#### INSTRUCTIONS FOR THE TASK:
Search the listing below for "system". Copy each matching line.

_ _ _ _ _ _ _

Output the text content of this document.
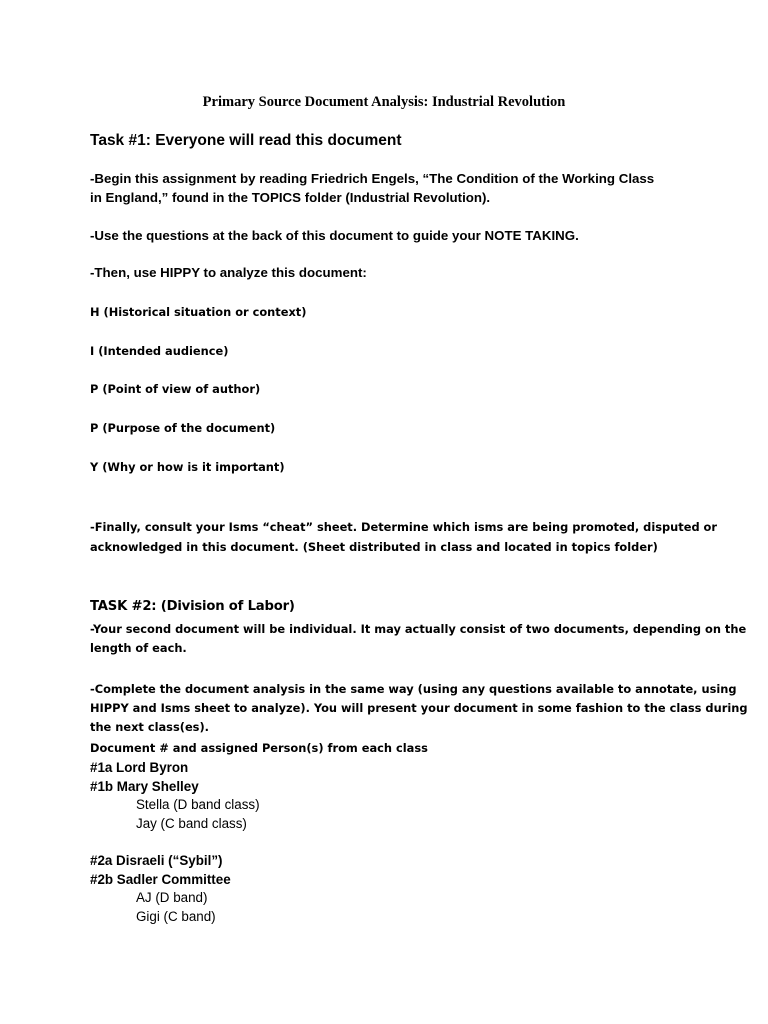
Primary Source Document Analysis: Industrial Revolution

Task #1: Everyone will read this document

-Begin this assignment by reading Friedrich Engels, “The Condition of the Working Class

in England,” found in the TOPICS folder (Industrial Revolution).

-Use the questions at the back of this document to guide your NOTE TAKING.

-Then, use HIPPY to analyze this document:

H (Historical situation or context)

I (Intended audience)

P (Point of view of author)

P (Purpose of the document)

Y (Why or how is it important)

-Finally, consult your Isms “cheat” sheet. Determine which isms are being promoted, disputed or

acknowledged in this document. (Sheet distributed in class and located in topics folder)

TASK #2: (Division of Labor)

-Your second document will be individual. It may actually consist of two documents, depending on the

length of each.

-Complete the document analysis in the same way (using any questions available to annotate, using

HIPPY and Isms sheet to analyze). You will present your document in some fashion to the class during

the next class(es).

Document # and assigned Person(s) from each class

#1a Lord Byron

#1b Mary Shelley

Stella (D band class)

Jay (C band class)

#2a Disraeli (“Sybil”)

#2b Sadler Committee

AJ (D band)

Gigi (C band)
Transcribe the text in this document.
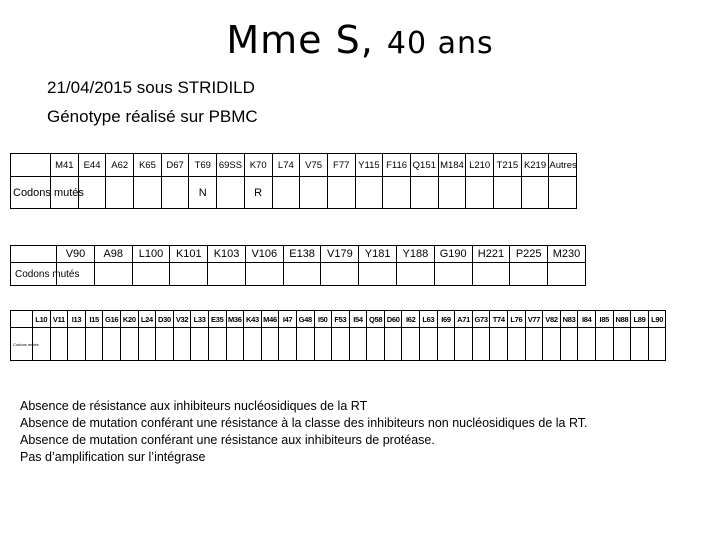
Mme S, 40 ans
21/04/2015 sous STRIDILD
Génotype réalisé sur PBMC
	M41	E44	A62	K65	D67	T69	69SS	K70	L74	V75	F77	Y115	F116	Q151	M184	L210	T215	K219	Autres
Codons mutés						N		R											
	V90	A98	L100	K101	K103	V106	E138	V179	Y181	Y188	G190	H221	P225	M230
Codons mutés														
	L10	V11	I13	I15	G16	K20	L24	D30	V32	L33	E35	M36	K43	M46	I47	G48	I50	F53	I54	Q58	D60	I62	L63	I69	A71	G73	T74	L76	V77	V82	N83	I84	I85	N88	L89	L90
Codons mutés																																				
Absence de résistance aux inhibiteurs nucléosidiques de la RT
Absence de mutation conférant une résistance à la classe des inhibiteurs non nucléosidiques de la RT.
Absence de mutation conférant une résistance aux inhibiteurs de protéase.
Pas d’amplification sur l’intégrase
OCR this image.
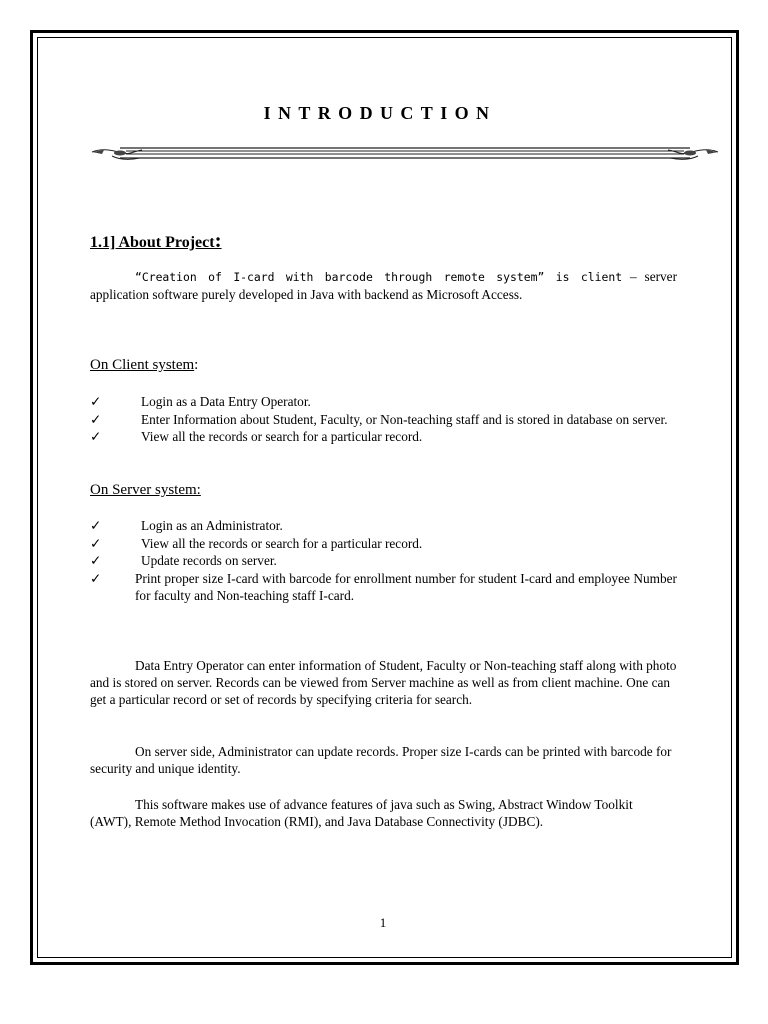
INTRODUCTION
1.1] About Project:
“Creation of I-card with barcode through remote system” is client – server application software purely developed in Java with backend as Microsoft Access.
On Client system:
✓	Login as a Data Entry Operator.
✓	Enter Information about Student, Faculty, or Non-teaching staff and is stored in database on server.
✓	View all the records or search for a particular record.
On Server system:
✓	Login as an Administrator.
✓	View all the records or search for a particular record.
✓	Update records on server.
✓	Print proper size I-card with barcode for enrollment number for student I-card and employee Number for faculty and Non-teaching staff I-card.
Data Entry Operator can enter information of Student, Faculty or Non-teaching staff along with photo and is stored on server. Records can be viewed from Server machine as well as from client machine. One can get a particular record or set of records by specifying criteria for search.
On server side, Administrator can update records. Proper size I-cards can be printed with barcode for security and unique identity.
This software makes use of advance features of java such as Swing, Abstract Window Toolkit (AWT), Remote Method Invocation (RMI), and Java Database Connectivity (JDBC).
1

_ _ _ _ _ _ _

#### ANSWER TO THE EXERCISE:
“Creation of I-card with barcode through remote system” is client – server application software purely developed in Java with backend as Microsoft Access.
On Client system:
On Server system:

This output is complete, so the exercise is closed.